Written instruction:
Write out the listing below again, precisely as it is given.

Dataset records:
----

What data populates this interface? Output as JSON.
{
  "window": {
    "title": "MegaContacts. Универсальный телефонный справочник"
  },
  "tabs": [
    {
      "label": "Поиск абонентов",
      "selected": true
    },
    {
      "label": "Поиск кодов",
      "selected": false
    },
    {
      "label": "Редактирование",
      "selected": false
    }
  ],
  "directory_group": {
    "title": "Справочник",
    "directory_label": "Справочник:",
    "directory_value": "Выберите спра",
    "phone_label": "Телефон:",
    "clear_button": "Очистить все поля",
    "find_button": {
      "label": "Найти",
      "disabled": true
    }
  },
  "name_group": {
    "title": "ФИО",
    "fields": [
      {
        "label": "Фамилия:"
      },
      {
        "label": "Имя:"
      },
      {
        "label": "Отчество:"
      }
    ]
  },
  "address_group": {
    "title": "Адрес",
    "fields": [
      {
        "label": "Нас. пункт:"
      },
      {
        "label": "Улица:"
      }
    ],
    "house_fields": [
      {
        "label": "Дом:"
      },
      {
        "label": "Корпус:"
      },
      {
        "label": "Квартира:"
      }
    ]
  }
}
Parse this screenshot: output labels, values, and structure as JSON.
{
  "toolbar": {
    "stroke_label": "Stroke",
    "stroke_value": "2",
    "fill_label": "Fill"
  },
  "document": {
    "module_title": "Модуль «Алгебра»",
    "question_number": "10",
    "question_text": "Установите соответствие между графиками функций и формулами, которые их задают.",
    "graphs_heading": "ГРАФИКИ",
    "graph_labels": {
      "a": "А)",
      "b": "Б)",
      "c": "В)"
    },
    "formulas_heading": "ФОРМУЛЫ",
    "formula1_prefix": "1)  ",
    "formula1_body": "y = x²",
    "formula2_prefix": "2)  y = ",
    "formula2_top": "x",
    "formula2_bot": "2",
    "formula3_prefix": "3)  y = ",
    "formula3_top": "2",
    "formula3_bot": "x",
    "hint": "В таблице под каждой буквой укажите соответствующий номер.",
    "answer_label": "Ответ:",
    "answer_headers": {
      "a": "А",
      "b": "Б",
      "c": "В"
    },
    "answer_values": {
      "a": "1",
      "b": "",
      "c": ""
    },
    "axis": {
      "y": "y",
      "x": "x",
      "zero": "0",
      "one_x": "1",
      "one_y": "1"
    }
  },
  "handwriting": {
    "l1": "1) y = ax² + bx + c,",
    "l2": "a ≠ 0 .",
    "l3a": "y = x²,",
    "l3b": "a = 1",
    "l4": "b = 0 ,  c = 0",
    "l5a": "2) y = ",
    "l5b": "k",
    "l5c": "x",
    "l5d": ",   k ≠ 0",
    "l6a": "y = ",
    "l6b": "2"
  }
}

----

Solution below:
What data populates this interface? Output as JSON.
{
  "window": {
    "title": "MegaContacts. Универсальный телефонный справочник"
  },
  "tabs": [
    {
      "label": "Поиск абонентов",
      "selected": true
    },
    {
      "label": "Поиск кодов",
      "selected": false
    },
    {
      "label": "Редактирование",
      "selected": false
    }
  ],
  "directory_group": {
    "title": "Справочник",
    "directory_label": "Справочник:",
    "directory_value": "Выберите спра",
    "phone_label": "Телефон:",
    "clear_button": "Очистить все поля",
    "find_button": {
      "label": "Найти",
      "disabled": true
    }
  },
  "name_group": {
    "title": "ФИО",
    "fields": [
      {
        "label": "Фамилия:"
      },
      {
        "label": "Имя:"
      },
      {
        "label": "Отчество:"
      }
    ]
  },
  "address_group": {
    "title": "Адрес",
    "fields": [
      {
        "label": "Нас. пункт:"
      },
      {
        "label": "Улица:"
      }
    ],
    "house_fields": [
      {
        "label": "Дом:"
      },
      {
        "label": "Корпус:"
      },
      {
        "label": "Квартира:"
      }
    ]
  }
}
Parse this screenshot: output labels, values, and structure as JSON.
{
  "toolbar": {
    "stroke_label": "Stroke",
    "stroke_value": "2",
    "fill_label": "Fill"
  },
  "document": {
    "module_title": "Модуль «Алгебра»",
    "question_number": "10",
    "question_text": "Установите соответствие между графиками функций и формулами, которые их задают.",
    "graphs_heading": "ГРАФИКИ",
    "graph_labels": {
      "a": "А)",
      "b": "Б)",
      "c": "В)"
    },
    "formulas_heading": "ФОРМУЛЫ",
    "formula1_prefix": "1)  ",
    "formula1_body": "y = x²",
    "formula2_prefix": "2)  y = ",
    "formula2_top": "x",
    "formula2_bot": "2",
    "formula3_prefix": "3)  y = ",
    "formula3_top": "2",
    "formula3_bot": "x",
    "hint": "В таблице под каждой буквой укажите соответствующий номер.",
    "answer_label": "Ответ:",
    "answer_headers": {
      "a": "А",
      "b": "Б",
      "c": "В"
    },
    "answer_values": {
      "a": "1",
      "b": "",
      "c": ""
    },
    "axis": {
      "y": "y",
      "x": "x",
      "zero": "0",
      "one_x": "1",
      "one_y": "1"
    }
  },
  "handwriting": {
    "l1": "1) y = ax² + bx + c,",
    "l2": "a ≠ 0 .",
    "l3a": "y = x²,",
    "l3b": "a = 1",
    "l4": "b = 0 ,  c = 0",
    "l5a": "2) y = ",
    "l5b": "k",
    "l5c": "x",
    "l5d": ",   k ≠ 0",
    "l6a": "y = ",
    "l6b": "2"
  }
}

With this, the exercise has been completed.